| Directions |
Skip the pictures and extract all of the lines exactly as written.

| Input |
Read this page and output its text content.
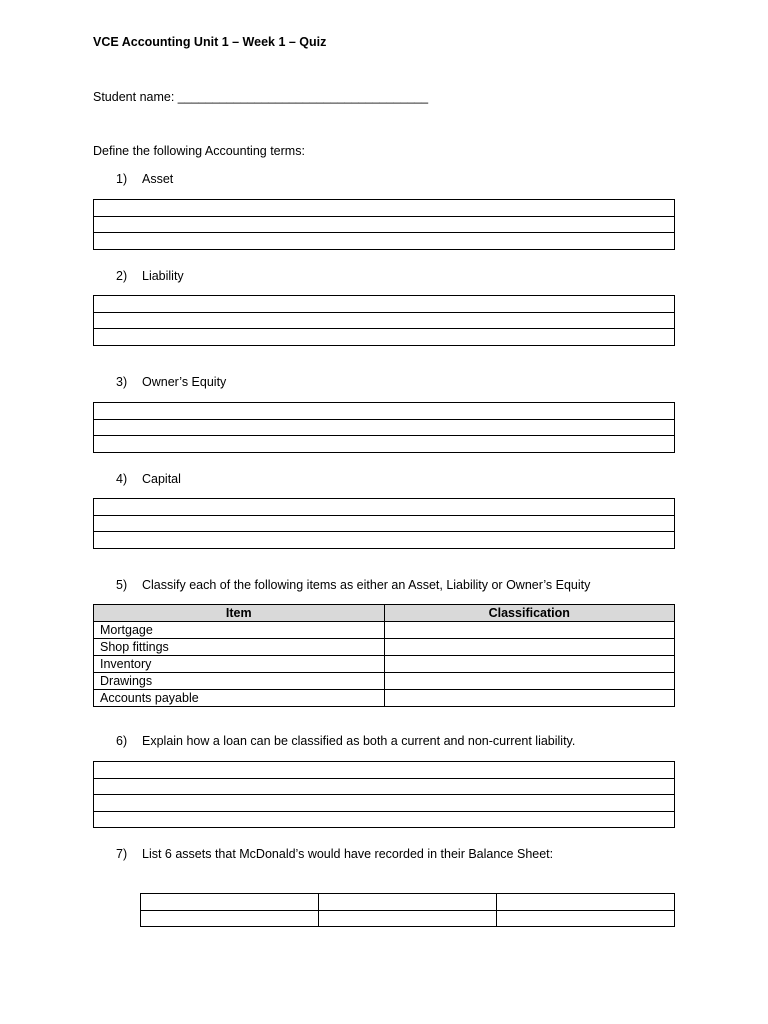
VCE Accounting Unit 1 – Week 1 – Quiz
Student name: ____________________________________
Define the following Accounting terms:
1) Asset

2) Liability

3) Owner’s Equity

4) Capital

5) Classify each of the following items as either an Asset, Liability or Owner’s Equity
Item	Classification
Mortgage	
Shop fittings	
Inventory	
Drawings	
Accounts payable	
6) Explain how a loan can be classified as both a current and non-current liability.

7) List 6 assets that McDonald’s would have recorded in their Balance Sheet:
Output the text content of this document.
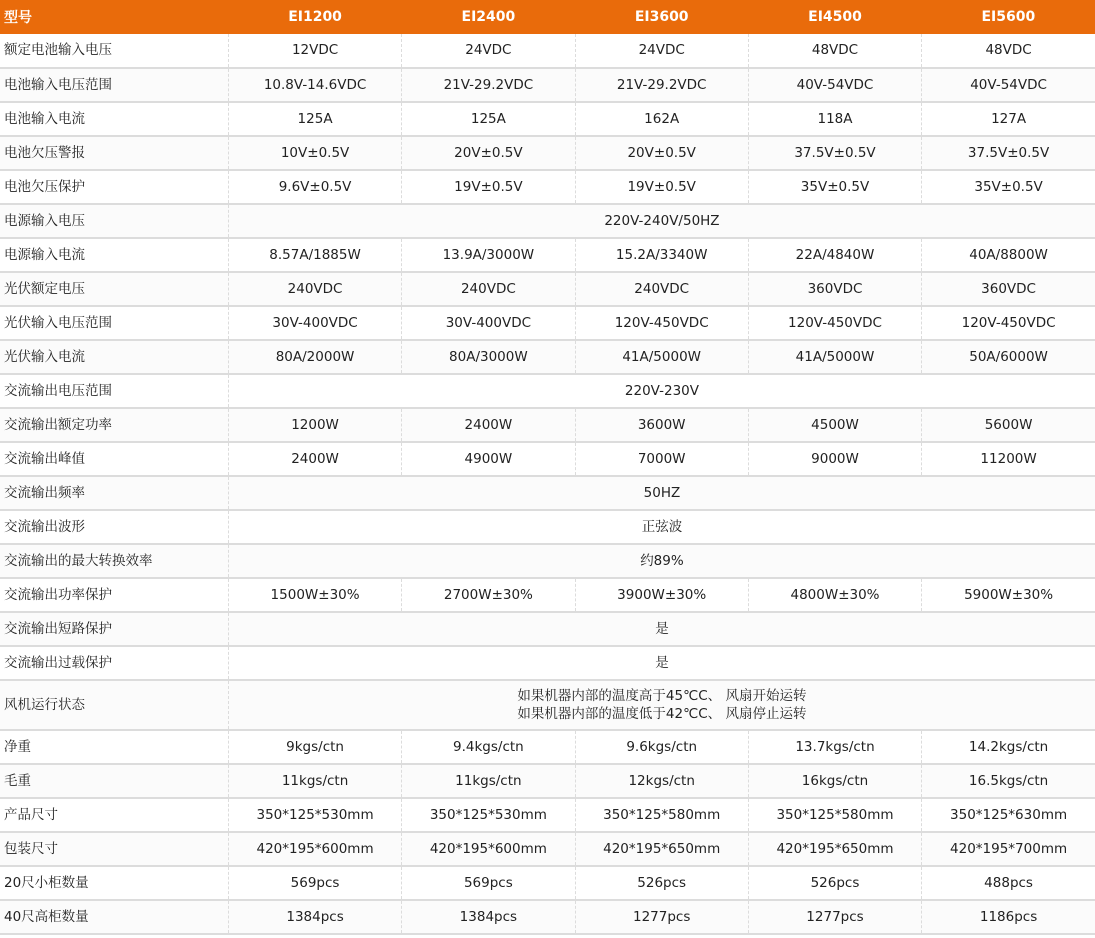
型号	EI1200	EI2400	EI3600	EI4500	EI5600
额定电池输入电压	12VDC	24VDC	24VDC	48VDC	48VDC
电池输入电压范围	10.8V-14.6VDC	21V-29.2VDC	21V-29.2VDC	40V-54VDC	40V-54VDC
电池输入电流	125A	125A	162A	118A	127A
电池欠压警报	10V±0.5V	20V±0.5V	20V±0.5V	37.5V±0.5V	37.5V±0.5V
电池欠压保护	9.6V±0.5V	19V±0.5V	19V±0.5V	35V±0.5V	35V±0.5V
电源输入电压	220V-240V/50HZ				
电源输入电流	8.57A/1885W	13.9A/3000W	15.2A/3340W	22A/4840W	40A/8800W
光伏额定电压	240VDC	240VDC	240VDC	360VDC	360VDC
光伏输入电压范围	30V-400VDC	30V-400VDC	120V-450VDC	120V-450VDC	120V-450VDC
光伏输入电流	80A/2000W	80A/3000W	41A/5000W	41A/5000W	50A/6000W
交流输出电压范围	220V-230V				
交流输出额定功率	1200W	2400W	3600W	4500W	5600W
交流输出峰值	2400W	4900W	7000W	9000W	11200W
交流输出频率	50HZ				
交流输出波形	正弦波				
交流输出的最大转换效率	约89%				
交流输出功率保护	1500W±30%	2700W±30%	3900W±30%	4800W±30%	5900W±30%
交流输出短路保护	是				
交流输出过载保护	是				
风机运行状态	如果机器内部的温度高于45℃C、 风扇开始运转
如果机器内部的温度低于42℃C、 风扇停止运转				

净重	9kgs/ctn	9.4kgs/ctn	9.6kgs/ctn	13.7kgs/ctn	14.2kgs/ctn
毛重	11kgs/ctn	11kgs/ctn	12kgs/ctn	16kgs/ctn	16.5kgs/ctn
产品尺寸	350*125*530mm	350*125*530mm	350*125*580mm	350*125*580mm	350*125*630mm
包装尺寸	420*195*600mm	420*195*600mm	420*195*650mm	420*195*650mm	420*195*700mm
20尺小柜数量	569pcs	569pcs	526pcs	526pcs	488pcs
40尺高柜数量	1384pcs	1384pcs	1277pcs	1277pcs	1186pcs
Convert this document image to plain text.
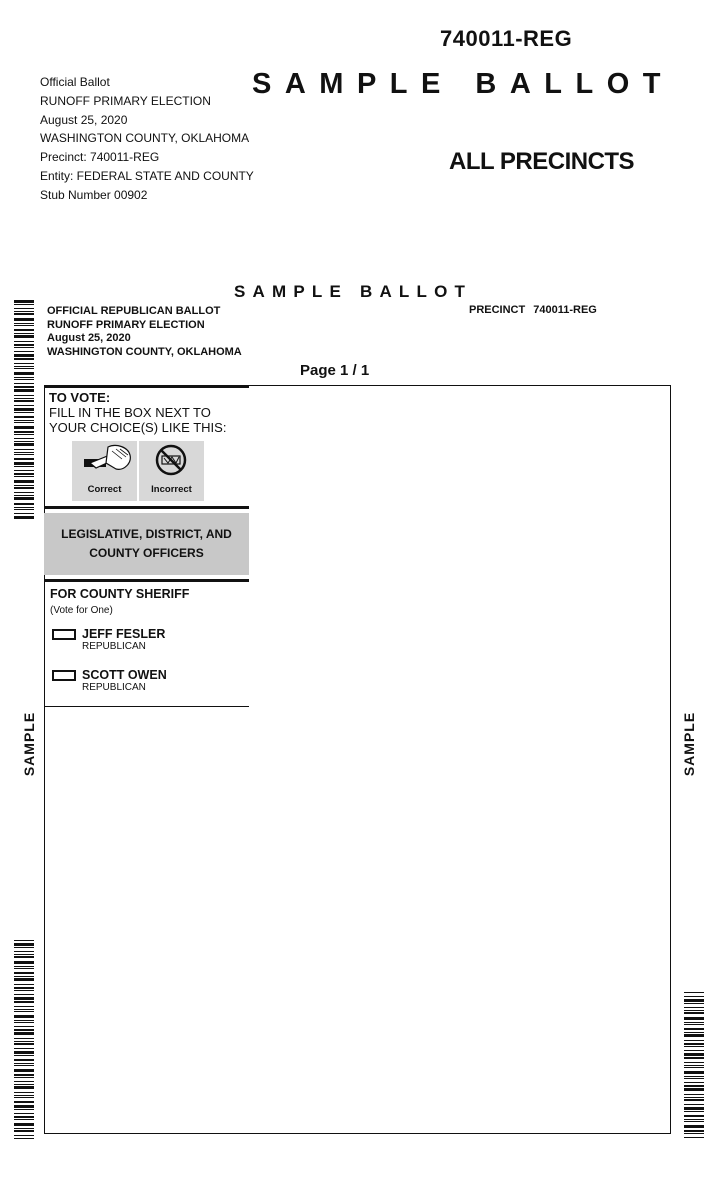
740011-REG
Official Ballot
RUNOFF PRIMARY ELECTION
August 25, 2020
WASHINGTON COUNTY, OKLAHOMA
Precinct: 740011-REG
Entity: FEDERAL STATE AND COUNTY
Stub Number 00902
SAMPLE BALLOT
ALL PRECINCTS
SAMPLE BALLOT
OFFICIAL REPUBLICAN BALLOT
RUNOFF PRIMARY ELECTION
August 25, 2020
WASHINGTON COUNTY, OKLAHOMA
PRECINCT 740011-REG
Page 1 / 1
TO VOTE:
FILL IN THE BOX NEXT TO
YOUR CHOICE(S) LIKE THIS:
Correct	Incorrect
LEGISLATIVE, DISTRICT, AND
COUNTY OFFICERS
FOR COUNTY SHERIFF
(Vote for One)
JEFF FESLER
REPUBLICAN
SCOTT OWEN
REPUBLICAN
SAMPLE	SAMPLE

| Answer below |
Read this page and output its text content.
VCE Accounting Unit 1 – Week 1 – Quiz
Student name: ____________________________________
Define the following Accounting terms:
1) Asset

2) Liability

3) Owner’s Equity

4) Capital

5) Classify each of the following items as either an Asset, Liability or Owner’s Equity
Item	Classification
Mortgage	
Shop fittings	
Inventory	
Drawings	
Accounts payable	
6) Explain how a loan can be classified as both a current and non-current liability.

7) List 6 assets that McDonald’s would have recorded in their Balance Sheet:
Output the text content of this document.
型号	EI1200	EI2400	EI3600	EI4500	EI5600
额定电池输入电压	12VDC	24VDC	24VDC	48VDC	48VDC
电池输入电压范围	10.8V-14.6VDC	21V-29.2VDC	21V-29.2VDC	40V-54VDC	40V-54VDC
电池输入电流	125A	125A	162A	118A	127A
电池欠压警报	10V±0.5V	20V±0.5V	20V±0.5V	37.5V±0.5V	37.5V±0.5V
电池欠压保护	9.6V±0.5V	19V±0.5V	19V±0.5V	35V±0.5V	35V±0.5V
电源输入电压	220V-240V/50HZ				
电源输入电流	8.57A/1885W	13.9A/3000W	15.2A/3340W	22A/4840W	40A/8800W
光伏额定电压	240VDC	240VDC	240VDC	360VDC	360VDC
光伏输入电压范围	30V-400VDC	30V-400VDC	120V-450VDC	120V-450VDC	120V-450VDC
光伏输入电流	80A/2000W	80A/3000W	41A/5000W	41A/5000W	50A/6000W
交流输出电压范围	220V-230V				
交流输出额定功率	1200W	2400W	3600W	4500W	5600W
交流输出峰值	2400W	4900W	7000W	9000W	11200W
交流输出频率	50HZ				
交流输出波形	正弦波				
交流输出的最大转换效率	约89%				
交流输出功率保护	1500W±30%	2700W±30%	3900W±30%	4800W±30%	5900W±30%
交流输出短路保护	是				
交流输出过载保护	是				
风机运行状态	如果机器内部的温度高于45℃C、 风扇开始运转
如果机器内部的温度低于42℃C、 风扇停止运转				

净重	9kgs/ctn	9.4kgs/ctn	9.6kgs/ctn	13.7kgs/ctn	14.2kgs/ctn
毛重	11kgs/ctn	11kgs/ctn	12kgs/ctn	16kgs/ctn	16.5kgs/ctn
产品尺寸	350*125*530mm	350*125*530mm	350*125*580mm	350*125*580mm	350*125*630mm
包装尺寸	420*195*600mm	420*195*600mm	420*195*650mm	420*195*650mm	420*195*700mm
20尺小柜数量	569pcs	569pcs	526pcs	526pcs	488pcs
40尺高柜数量	1384pcs	1384pcs	1277pcs	1277pcs	1186pcs
Convert this document image to plain text.
740011-REG
Official Ballot
RUNOFF PRIMARY ELECTION
August 25, 2020
WASHINGTON COUNTY, OKLAHOMA
Precinct: 740011-REG
Entity: FEDERAL STATE AND COUNTY
Stub Number 00902
SAMPLE BALLOT
ALL PRECINCTS
SAMPLE BALLOT
OFFICIAL REPUBLICAN BALLOT
RUNOFF PRIMARY ELECTION
August 25, 2020
WASHINGTON COUNTY, OKLAHOMA
PRECINCT 740011-REG
Page 1 / 1
TO VOTE:
FILL IN THE BOX NEXT TO
YOUR CHOICE(S) LIKE THIS:
Correct	Incorrect
LEGISLATIVE, DISTRICT, AND
COUNTY OFFICERS
FOR COUNTY SHERIFF
(Vote for One)
JEFF FESLER
REPUBLICAN
SCOTT OWEN
REPUBLICAN
SAMPLE	SAMPLE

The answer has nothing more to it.